> Entries taken from a collection
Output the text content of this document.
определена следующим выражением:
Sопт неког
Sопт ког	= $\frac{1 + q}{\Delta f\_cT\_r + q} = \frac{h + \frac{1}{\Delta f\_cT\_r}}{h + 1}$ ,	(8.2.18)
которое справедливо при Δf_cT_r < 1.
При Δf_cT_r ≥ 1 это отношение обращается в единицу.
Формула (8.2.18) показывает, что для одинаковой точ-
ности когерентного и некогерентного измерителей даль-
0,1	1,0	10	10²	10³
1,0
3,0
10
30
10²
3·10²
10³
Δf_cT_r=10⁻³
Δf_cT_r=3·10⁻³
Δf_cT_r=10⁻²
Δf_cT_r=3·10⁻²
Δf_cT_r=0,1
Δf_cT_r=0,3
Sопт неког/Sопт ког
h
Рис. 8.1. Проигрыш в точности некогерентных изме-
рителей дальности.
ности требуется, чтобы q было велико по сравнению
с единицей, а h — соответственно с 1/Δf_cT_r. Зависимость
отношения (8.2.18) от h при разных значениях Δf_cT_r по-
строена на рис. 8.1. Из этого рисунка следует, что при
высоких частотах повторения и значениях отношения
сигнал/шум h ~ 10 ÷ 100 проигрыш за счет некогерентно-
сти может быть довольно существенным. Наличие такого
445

> Direction
Pick every line with "отношения" in it and copy it.

> Task answer
отношения (8.2.18) от h при разных значениях Δf_cT_r по-
высоких частотах повторения и значениях отношения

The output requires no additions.